_Exercise goal_. Could you transcribe every record below exactly as written, leaving out any pictures?
**** Records for the exercise
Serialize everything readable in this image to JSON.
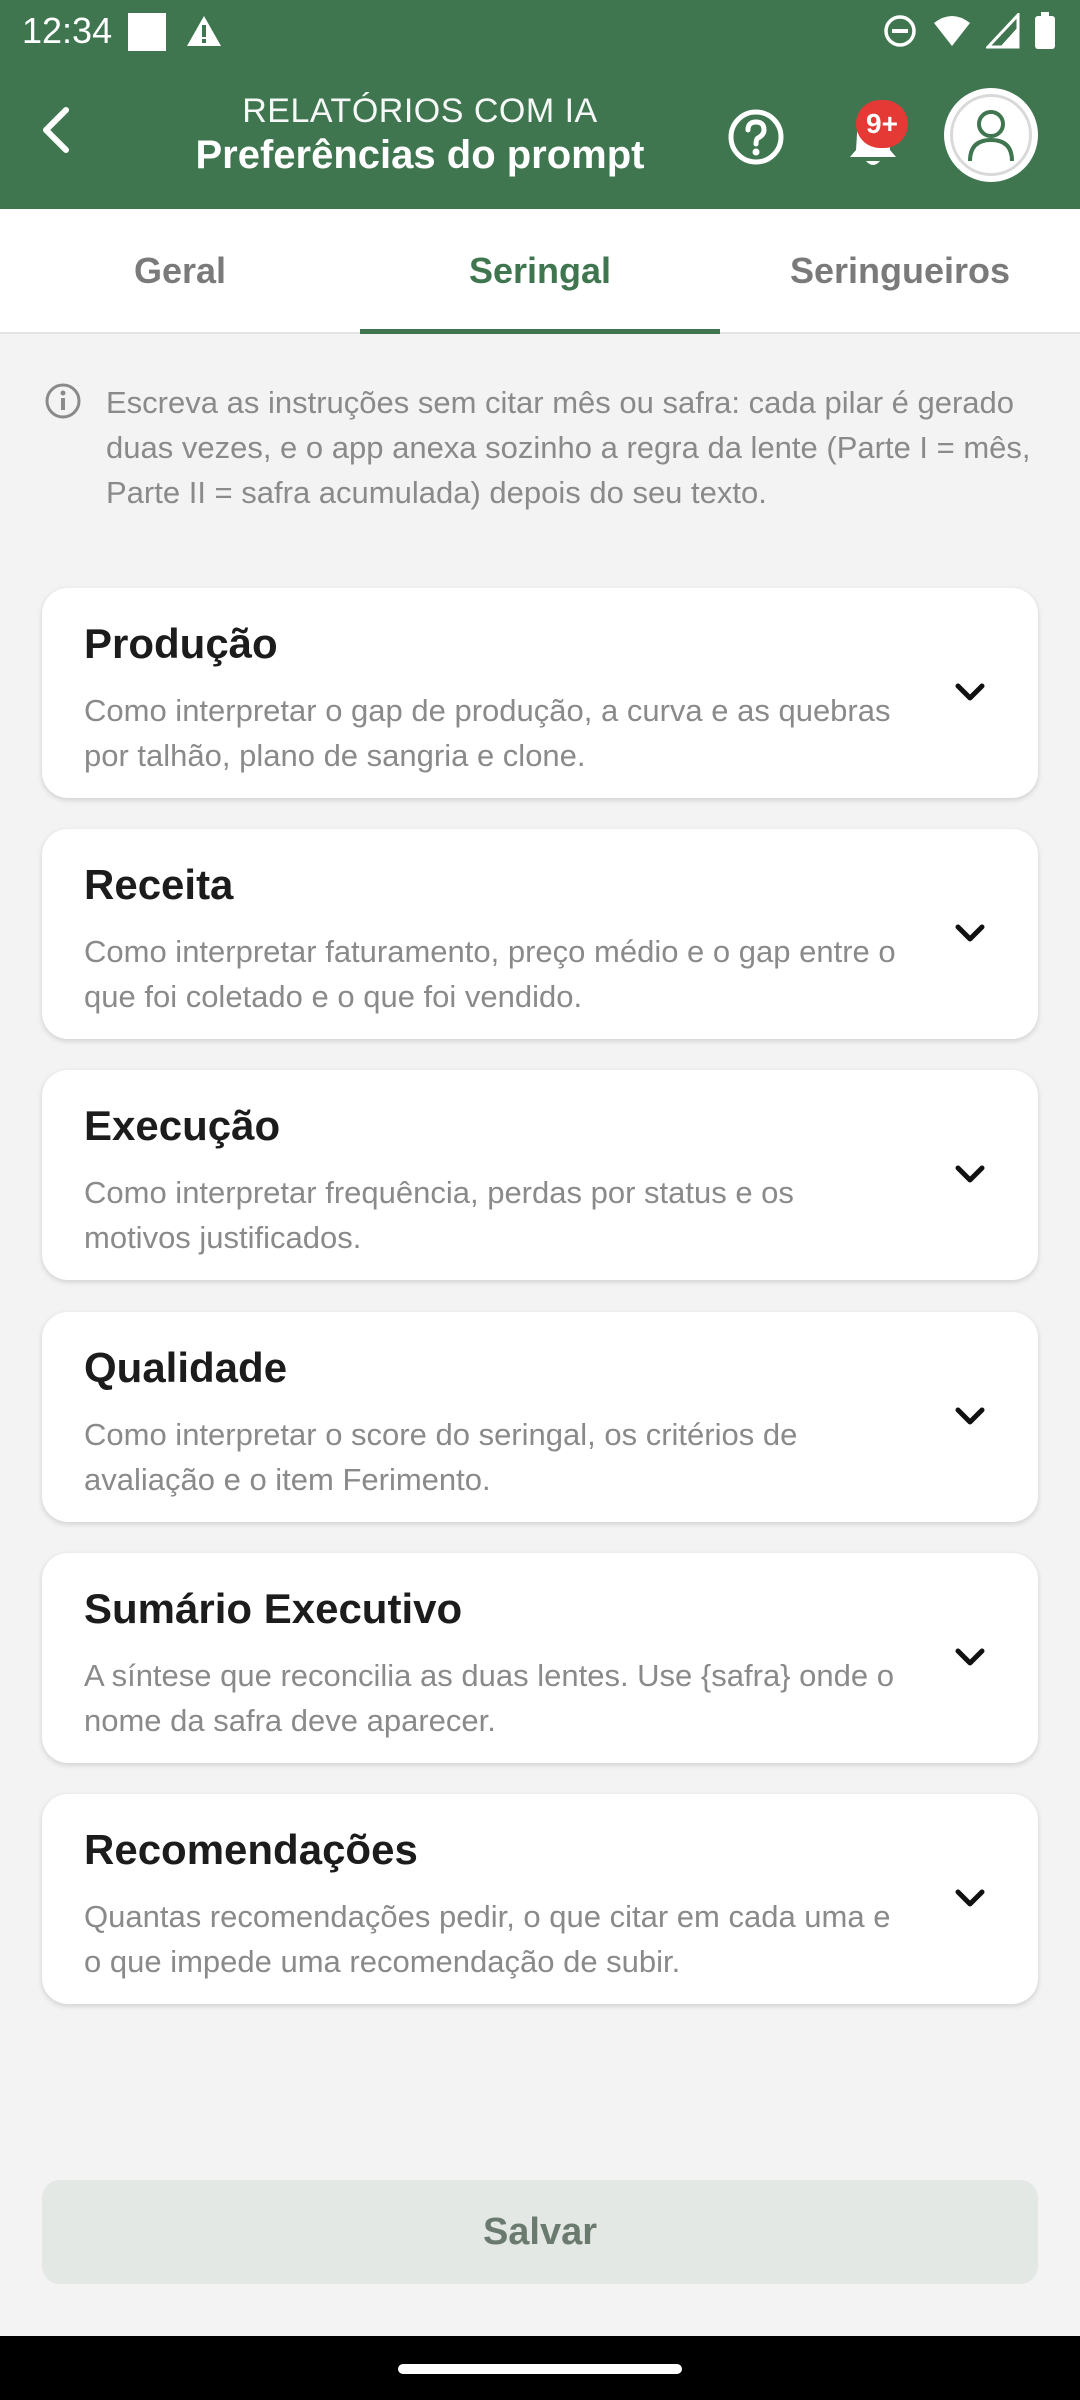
{
  "status_bar": {
    "time": "12:34"
  },
  "app_bar": {
    "subtitle": "RELATÓRIOS COM IA",
    "title": "Preferências do prompt",
    "notification_badge": "9+"
  },
  "tabs": [
    {
      "label": "Geral",
      "active": false
    },
    {
      "label": "Seringal",
      "active": true
    },
    {
      "label": "Seringueiros",
      "active": false
    }
  ],
  "info_text": "Escreva as instruções sem citar mês ou safra: cada pilar é gerado duas vezes, e o app anexa sozinho a regra da lente (Parte I = mês, Parte II = safra acumulada) depois do seu texto.",
  "sections": [
    {
      "title": "Produção",
      "description": "Como interpretar o gap de produção, a curva e as quebras por talhão, plano de sangria e clone."
    },
    {
      "title": "Receita",
      "description": "Como interpretar faturamento, preço médio e o gap entre o que foi coletado e o que foi vendido."
    },
    {
      "title": "Execução",
      "description": "Como interpretar frequência, perdas por status e os motivos justificados."
    },
    {
      "title": "Qualidade",
      "description": "Como interpretar o score do seringal, os critérios de avaliação e o item Ferimento."
    },
    {
      "title": "Sumário Executivo",
      "description": "A síntese que reconcilia as duas lentes. Use {safra} onde o nome da safra deve aparecer."
    },
    {
      "title": "Recomendações",
      "description": "Quantas recomendações pedir, o que citar em cada uma e o que impede uma recomendação de subir."
    }
  ],
  "save_label": "Salvar",
  "colors": {
    "primary": "#3f7650",
    "badge": "#e53935",
    "background": "#f3f3f3",
    "muted_text": "#8a8a8a"
  }
}
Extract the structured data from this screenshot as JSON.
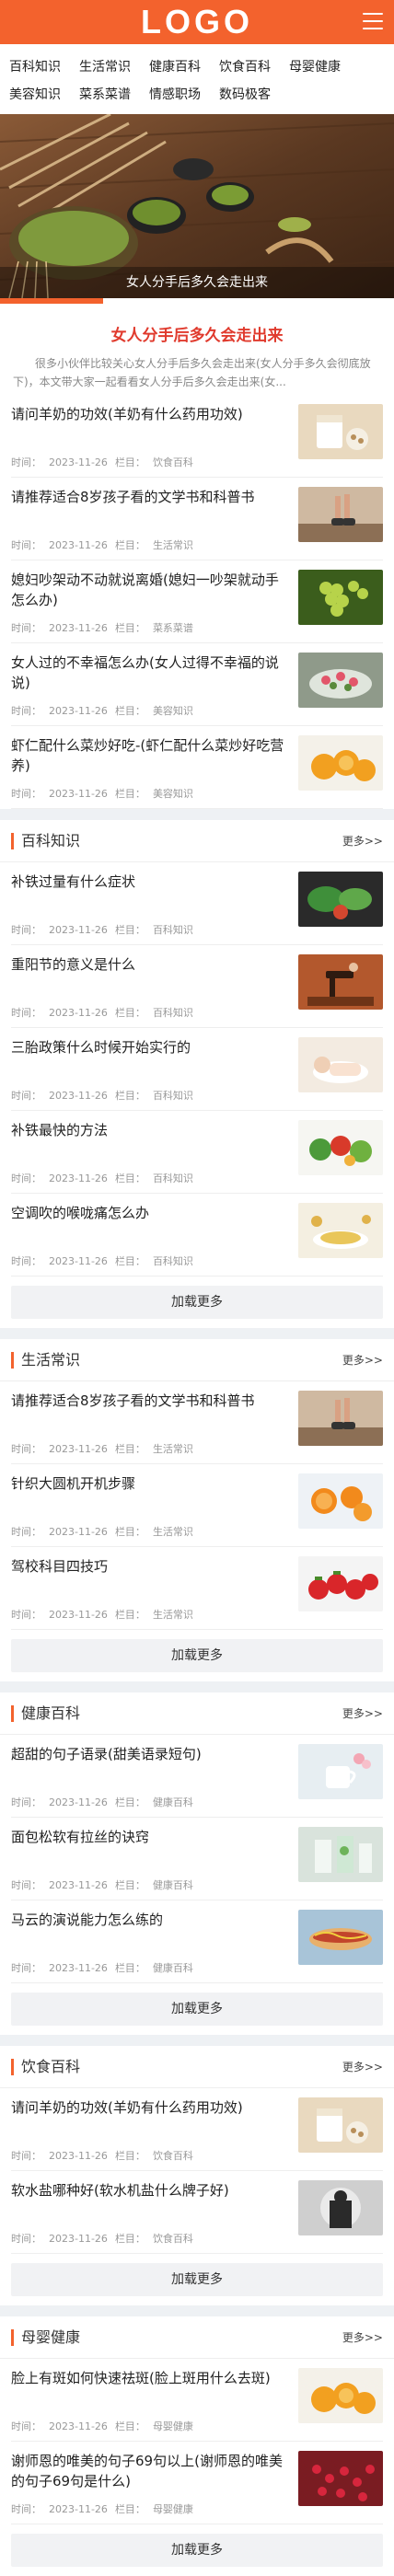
{
  "header": {
    "logo": "LOGO"
  },
  "nav": [
    "百科知识",
    "生活常识",
    "健康百科",
    "饮食百科",
    "母婴健康",
    "美容知识",
    "菜系菜谱",
    "情感职场",
    "数码极客"
  ],
  "banner": {
    "caption": "女人分手后多久会走出来"
  },
  "featured": {
    "title": "女人分手后多久会走出来",
    "desc": "很多小伙伴比较关心女人分手后多久会走出来(女人分手多久会彻底放下)，本文带大家一起看看女人分手后多久会走出来(女..."
  },
  "meta": {
    "time_prefix": "时间：",
    "col_prefix": "栏目："
  },
  "top_list": [
    {
      "title": "请问羊奶的功效(羊奶有什么药用功效)",
      "date": "2023-11-26",
      "column": "饮食百科",
      "thumb": "milk"
    },
    {
      "title": "请推荐适合8岁孩子看的文学书和科普书",
      "date": "2023-11-26",
      "column": "生活常识",
      "thumb": "runner"
    },
    {
      "title": "媳妇吵架动不动就说离婚(媳妇一吵架就动手 怎么办)",
      "date": "2023-11-26",
      "column": "菜系菜谱",
      "thumb": "grapes"
    },
    {
      "title": "女人过的不幸福怎么办(女人过得不幸福的说说)",
      "date": "2023-11-26",
      "column": "美容知识",
      "thumb": "flowers"
    },
    {
      "title": "虾仁配什么菜炒好吃-(虾仁配什么菜炒好吃营养)",
      "date": "2023-11-26",
      "column": "美容知识",
      "thumb": "oranges"
    }
  ],
  "more_label": "更多>>",
  "load_more_label": "加载更多",
  "sections": [
    {
      "title": "百科知识",
      "items": [
        {
          "title": "补铁过量有什么症状",
          "date": "2023-11-26",
          "column": "百科知识",
          "thumb": "vegetables"
        },
        {
          "title": "重阳节的意义是什么",
          "date": "2023-11-26",
          "column": "百科知识",
          "thumb": "gym"
        },
        {
          "title": "三胎政策什么时候开始实行的",
          "date": "2023-11-26",
          "column": "百科知识",
          "thumb": "baby"
        },
        {
          "title": "补铁最快的方法",
          "date": "2023-11-26",
          "column": "百科知识",
          "thumb": "veg2"
        },
        {
          "title": "空调吹的喉咙痛怎么办",
          "date": "2023-11-26",
          "column": "百科知识",
          "thumb": "oil"
        }
      ]
    },
    {
      "title": "生活常识",
      "items": [
        {
          "title": "请推荐适合8岁孩子看的文学书和科普书",
          "date": "2023-11-26",
          "column": "生活常识",
          "thumb": "runner"
        },
        {
          "title": "针织大圆机开机步骤",
          "date": "2023-11-26",
          "column": "生活常识",
          "thumb": "citrus"
        },
        {
          "title": "驾校科目四技巧",
          "date": "2023-11-26",
          "column": "生活常识",
          "thumb": "strawberry"
        }
      ]
    },
    {
      "title": "健康百科",
      "items": [
        {
          "title": "超甜的句子语录(甜美语录短句)",
          "date": "2023-11-26",
          "column": "健康百科",
          "thumb": "cup"
        },
        {
          "title": "面包松软有拉丝的诀窍",
          "date": "2023-11-26",
          "column": "健康百科",
          "thumb": "drinks"
        },
        {
          "title": "马云的演说能力怎么练的",
          "date": "2023-11-26",
          "column": "健康百科",
          "thumb": "hotdog"
        }
      ]
    },
    {
      "title": "饮食百科",
      "items": [
        {
          "title": "请问羊奶的功效(羊奶有什么药用功效)",
          "date": "2023-11-26",
          "column": "饮食百科",
          "thumb": "milk"
        },
        {
          "title": "软水盐哪种好(软水机盐什么牌子好)",
          "date": "2023-11-26",
          "column": "饮食百科",
          "thumb": "silhouette"
        }
      ]
    },
    {
      "title": "母婴健康",
      "items": [
        {
          "title": "脸上有斑如何快速祛斑(脸上斑用什么去斑)",
          "date": "2023-11-26",
          "column": "母婴健康",
          "thumb": "oranges"
        },
        {
          "title": "谢师恩的唯美的句子69句以上(谢师恩的唯美的句子69句是什么)",
          "date": "2023-11-26",
          "column": "母婴健康",
          "thumb": "pomegranate"
        }
      ]
    }
  ]
}
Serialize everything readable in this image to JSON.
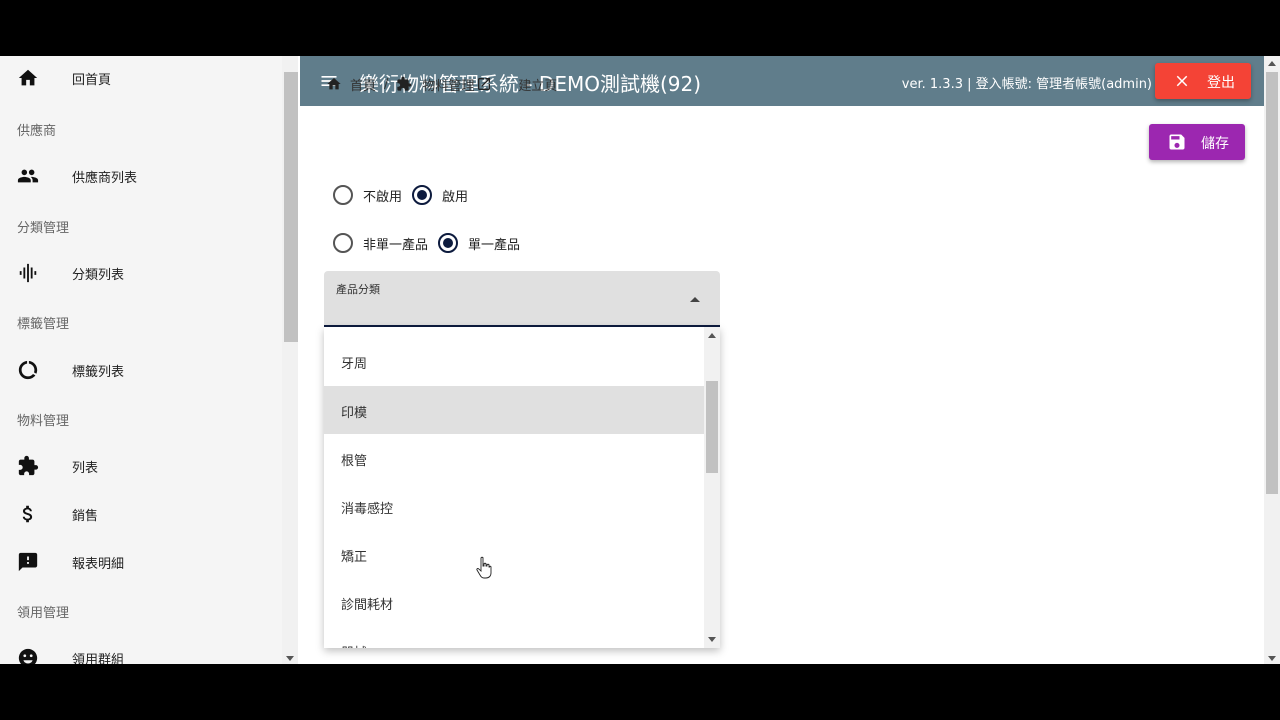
{
  "topbar": {
    "title": "樂衍物料管理系統 - DEMO測試機(92)",
    "version_text": "ver. 1.3.3 | 登入帳號: 管理者帳號(admin)",
    "logout_label": "登出"
  },
  "sidebar": {
    "home": "回首頁",
    "sec_supplier": "供應商",
    "supplier_list": "供應商列表",
    "sec_category": "分類管理",
    "category_list": "分類列表",
    "sec_tag": "標籤管理",
    "tag_list": "標籤列表",
    "sec_material": "物料管理",
    "material_list": "列表",
    "sales": "銷售",
    "report": "報表明細",
    "sec_requisition": "領用管理",
    "requisition_group": "領用群組"
  },
  "breadcrumb": {
    "home": "首頁",
    "separator": "/",
    "material": "物料管理",
    "current": "建立頁"
  },
  "save_label": "儲存",
  "status_radio": {
    "options": [
      "不啟用",
      "啟用"
    ],
    "selected": "啟用"
  },
  "product_type_radio": {
    "options": [
      "非單一產品",
      "單一產品"
    ],
    "selected": "單一產品"
  },
  "category_select": {
    "label": "產品分類",
    "options": [
      "牙周",
      "印模",
      "根管",
      "消毒感控",
      "矯正",
      "診間耗材",
      "器械"
    ],
    "highlighted": "印模"
  },
  "colors": {
    "topbar": "#607d8b",
    "logout": "#f44336",
    "save": "#9c27b0",
    "radio_selected": "#0d1b3e"
  }
}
********
_Task result_.
Serialize everything readable in this image to JSON.
{
  "status_bar": {
    "time": "12:34"
  },
  "app_bar": {
    "subtitle": "RELATÓRIOS COM IA",
    "title": "Preferências do prompt",
    "notification_badge": "9+"
  },
  "tabs": [
    {
      "label": "Geral",
      "active": false
    },
    {
      "label": "Seringal",
      "active": true
    },
    {
      "label": "Seringueiros",
      "active": false
    }
  ],
  "info_text": "Escreva as instruções sem citar mês ou safra: cada pilar é gerado duas vezes, e o app anexa sozinho a regra da lente (Parte I = mês, Parte II = safra acumulada) depois do seu texto.",
  "sections": [
    {
      "title": "Produção",
      "description": "Como interpretar o gap de produção, a curva e as quebras por talhão, plano de sangria e clone."
    },
    {
      "title": "Receita",
      "description": "Como interpretar faturamento, preço médio e o gap entre o que foi coletado e o que foi vendido."
    },
    {
      "title": "Execução",
      "description": "Como interpretar frequência, perdas por status e os motivos justificados."
    },
    {
      "title": "Qualidade",
      "description": "Como interpretar o score do seringal, os critérios de avaliação e o item Ferimento."
    },
    {
      "title": "Sumário Executivo",
      "description": "A síntese que reconcilia as duas lentes. Use {safra} onde o nome da safra deve aparecer."
    },
    {
      "title": "Recomendações",
      "description": "Quantas recomendações pedir, o que citar em cada uma e o que impede uma recomendação de subir."
    }
  ],
  "save_label": "Salvar",
  "colors": {
    "primary": "#3f7650",
    "badge": "#e53935",
    "background": "#f3f3f3",
    "muted_text": "#8a8a8a"
  }
}
Extract the structured data from this screenshot as JSON.
{
  "header": {
    "logo": "LOGO"
  },
  "nav": [
    "百科知识",
    "生活常识",
    "健康百科",
    "饮食百科",
    "母婴健康",
    "美容知识",
    "菜系菜谱",
    "情感职场",
    "数码极客"
  ],
  "banner": {
    "caption": "女人分手后多久会走出来"
  },
  "featured": {
    "title": "女人分手后多久会走出来",
    "desc": "很多小伙伴比较关心女人分手后多久会走出来(女人分手多久会彻底放下)，本文带大家一起看看女人分手后多久会走出来(女..."
  },
  "meta": {
    "time_prefix": "时间：",
    "col_prefix": "栏目："
  },
  "top_list": [
    {
      "title": "请问羊奶的功效(羊奶有什么药用功效)",
      "date": "2023-11-26",
      "column": "饮食百科",
      "thumb": "milk"
    },
    {
      "title": "请推荐适合8岁孩子看的文学书和科普书",
      "date": "2023-11-26",
      "column": "生活常识",
      "thumb": "runner"
    },
    {
      "title": "媳妇吵架动不动就说离婚(媳妇一吵架就动手 怎么办)",
      "date": "2023-11-26",
      "column": "菜系菜谱",
      "thumb": "grapes"
    },
    {
      "title": "女人过的不幸福怎么办(女人过得不幸福的说说)",
      "date": "2023-11-26",
      "column": "美容知识",
      "thumb": "flowers"
    },
    {
      "title": "虾仁配什么菜炒好吃-(虾仁配什么菜炒好吃营养)",
      "date": "2023-11-26",
      "column": "美容知识",
      "thumb": "oranges"
    }
  ],
  "more_label": "更多>>",
  "load_more_label": "加载更多",
  "sections": [
    {
      "title": "百科知识",
      "items": [
        {
          "title": "补铁过量有什么症状",
          "date": "2023-11-26",
          "column": "百科知识",
          "thumb": "vegetables"
        },
        {
          "title": "重阳节的意义是什么",
          "date": "2023-11-26",
          "column": "百科知识",
          "thumb": "gym"
        },
        {
          "title": "三胎政策什么时候开始实行的",
          "date": "2023-11-26",
          "column": "百科知识",
          "thumb": "baby"
        },
        {
          "title": "补铁最快的方法",
          "date": "2023-11-26",
          "column": "百科知识",
          "thumb": "veg2"
        },
        {
          "title": "空调吹的喉咙痛怎么办",
          "date": "2023-11-26",
          "column": "百科知识",
          "thumb": "oil"
        }
      ]
    },
    {
      "title": "生活常识",
      "items": [
        {
          "title": "请推荐适合8岁孩子看的文学书和科普书",
          "date": "2023-11-26",
          "column": "生活常识",
          "thumb": "runner"
        },
        {
          "title": "针织大圆机开机步骤",
          "date": "2023-11-26",
          "column": "生活常识",
          "thumb": "citrus"
        },
        {
          "title": "驾校科目四技巧",
          "date": "2023-11-26",
          "column": "生活常识",
          "thumb": "strawberry"
        }
      ]
    },
    {
      "title": "健康百科",
      "items": [
        {
          "title": "超甜的句子语录(甜美语录短句)",
          "date": "2023-11-26",
          "column": "健康百科",
          "thumb": "cup"
        },
        {
          "title": "面包松软有拉丝的诀窍",
          "date": "2023-11-26",
          "column": "健康百科",
          "thumb": "drinks"
        },
        {
          "title": "马云的演说能力怎么练的",
          "date": "2023-11-26",
          "column": "健康百科",
          "thumb": "hotdog"
        }
      ]
    },
    {
      "title": "饮食百科",
      "items": [
        {
          "title": "请问羊奶的功效(羊奶有什么药用功效)",
          "date": "2023-11-26",
          "column": "饮食百科",
          "thumb": "milk"
        },
        {
          "title": "软水盐哪种好(软水机盐什么牌子好)",
          "date": "2023-11-26",
          "column": "饮食百科",
          "thumb": "silhouette"
        }
      ]
    },
    {
      "title": "母婴健康",
      "items": [
        {
          "title": "脸上有斑如何快速祛斑(脸上斑用什么去斑)",
          "date": "2023-11-26",
          "column": "母婴健康",
          "thumb": "oranges"
        },
        {
          "title": "谢师恩的唯美的句子69句以上(谢师恩的唯美的句子69句是什么)",
          "date": "2023-11-26",
          "column": "母婴健康",
          "thumb": "pomegranate"
        }
      ]
    }
  ]
}
Serialize everything readable in this image to JSON.
{
  "topbar": {
    "title": "樂衍物料管理系統 - DEMO測試機(92)",
    "version_text": "ver. 1.3.3 | 登入帳號: 管理者帳號(admin)",
    "logout_label": "登出"
  },
  "sidebar": {
    "home": "回首頁",
    "sec_supplier": "供應商",
    "supplier_list": "供應商列表",
    "sec_category": "分類管理",
    "category_list": "分類列表",
    "sec_tag": "標籤管理",
    "tag_list": "標籤列表",
    "sec_material": "物料管理",
    "material_list": "列表",
    "sales": "銷售",
    "report": "報表明細",
    "sec_requisition": "領用管理",
    "requisition_group": "領用群組"
  },
  "breadcrumb": {
    "home": "首頁",
    "separator": "/",
    "material": "物料管理",
    "current": "建立頁"
  },
  "save_label": "儲存",
  "status_radio": {
    "options": [
      "不啟用",
      "啟用"
    ],
    "selected": "啟用"
  },
  "product_type_radio": {
    "options": [
      "非單一產品",
      "單一產品"
    ],
    "selected": "單一產品"
  },
  "category_select": {
    "label": "產品分類",
    "options": [
      "牙周",
      "印模",
      "根管",
      "消毒感控",
      "矯正",
      "診間耗材",
      "器械"
    ],
    "highlighted": "印模"
  },
  "colors": {
    "topbar": "#607d8b",
    "logout": "#f44336",
    "save": "#9c27b0",
    "radio_selected": "#0d1b3e"
  }
}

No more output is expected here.